> EXERCISE DETAILS: Repeat each entry exactly and drop the pictures.

[Collected data entries]
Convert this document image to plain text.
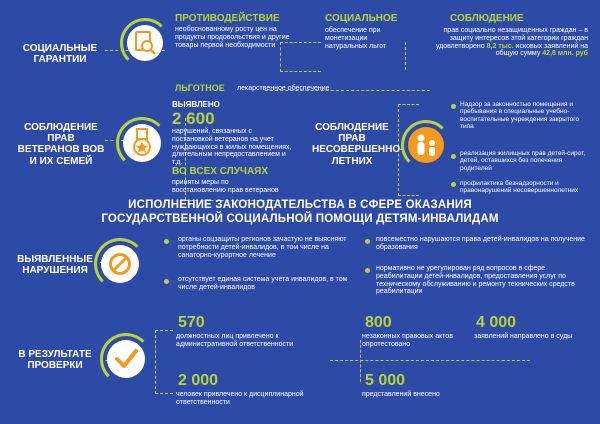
СОЦИАЛЬНЫЕ ГАРАНТИИ
ПРОТИВОДЕЙСТВИЕ
необоснованному росту цен на продукты продовольствия и другие товары первой необходимости
ЛЬГОТНОЕ лекарственное обеспечение
СОЦИАЛЬНОЕ
обеспечение при монетизации натуральных льгот
СОБЛЮДЕНИЕ
прав социально незащищенных граждан – в защиту интересов этой категории граждан удовлетворено 8,2 тыс. исковых заявлений на общую сумму 42,8 млн. руб
СОБЛЮДЕНИЕ ПРАВ ВЕТЕРАНОВ ВОВ И ИХ СЕМЕЙ
ВЫЯВЛЕНО
2 600
нарушений, связанных с постановкой ветеранов на учет нуждающихся в жилых помещениях, длительным непредоставлением и т.д.
ВО ВСЕХ СЛУЧАЯХ
приняты меры по восстановлению прав ветеранов
СОБЛЮДЕНИЕ ПРАВ НЕСОВЕРШЕННО-ЛЕТНИХ
Надзор за законностью помещения и пребывания в специальные учебно-воспитательные учреждения закрытого типа
реализация жилищных прав детей-сирот, детей, оставшихся без попечения родителей
профилактика безнадзорности и правонарушений несовершеннолетних
ИСПОЛНЕНИЕ ЗАКОНОДАТЕЛЬСТВА В СФЕРЕ ОКАЗАНИЯ
ГОСУДАРСТВЕННОЙ СОЦИАЛЬНОЙ ПОМОЩИ ДЕТЯМ-ИНВАЛИДАМ
ВЫЯВЛЕННЫЕ НАРУШЕНИЯ
органы соцзащиты регионов зачастую не выясняют потребности детей-инвалидов, в том числе на санаторно-курортное лечение
отсутствует единая система учета инвалидов, в том числе детей-инвалидов
повсеместно нарушаются права детей-инвалидов на получение образования
нормативно не урегулирован ряд вопросов в сфере реабилитации детей-инвалидов, предоставления услуг по техническому обслуживанию и ремонту технических средств реабилитации
В РЕЗУЛЬТАТЕ ПРОВЕРКИ
570
должностных лиц привлечено к административной ответственности
2 000
человек привлечено к дисциплинарной ответственности
800
незаконных правовых актов опротестовано
5 000
представлений внесено
4 000
заявлений направлено в суды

> COMPLETED TASK:
Convert this document image to plain text.
СОЦИАЛЬНЫЕ ГАРАНТИИ
ПРОТИВОДЕЙСТВИЕ
необоснованному росту цен на продукты продовольствия и другие товары первой необходимости
ЛЬГОТНОЕ лекарственное обеспечение
СОЦИАЛЬНОЕ
обеспечение при монетизации натуральных льгот
СОБЛЮДЕНИЕ
прав социально незащищенных граждан – в защиту интересов этой категории граждан удовлетворено 8,2 тыс. исковых заявлений на общую сумму 42,8 млн. руб
СОБЛЮДЕНИЕ ПРАВ ВЕТЕРАНОВ ВОВ И ИХ СЕМЕЙ
ВЫЯВЛЕНО
2 600
нарушений, связанных с постановкой ветеранов на учет нуждающихся в жилых помещениях, длительным непредоставлением и т.д.
ВО ВСЕХ СЛУЧАЯХ
приняты меры по восстановлению прав ветеранов
СОБЛЮДЕНИЕ ПРАВ НЕСОВЕРШЕННО-ЛЕТНИХ
Надзор за законностью помещения и пребывания в специальные учебно-воспитательные учреждения закрытого типа
реализация жилищных прав детей-сирот, детей, оставшихся без попечения родителей
профилактика безнадзорности и правонарушений несовершеннолетних
ИСПОЛНЕНИЕ ЗАКОНОДАТЕЛЬСТВА В СФЕРЕ ОКАЗАНИЯ
ГОСУДАРСТВЕННОЙ СОЦИАЛЬНОЙ ПОМОЩИ ДЕТЯМ-ИНВАЛИДАМ
ВЫЯВЛЕННЫЕ НАРУШЕНИЯ
органы соцзащиты регионов зачастую не выясняют потребности детей-инвалидов, в том числе на санаторно-курортное лечение
отсутствует единая система учета инвалидов, в том числе детей-инвалидов
повсеместно нарушаются права детей-инвалидов на получение образования
нормативно не урегулирован ряд вопросов в сфере реабилитации детей-инвалидов, предоставления услуг по техническому обслуживанию и ремонту технических средств реабилитации
В РЕЗУЛЬТАТЕ ПРОВЕРКИ
570
должностных лиц привлечено к административной ответственности
2 000
человек привлечено к дисциплинарной ответственности
800
незаконных правовых актов опротестовано
5 000
представлений внесено
4 000
заявлений направлено в суды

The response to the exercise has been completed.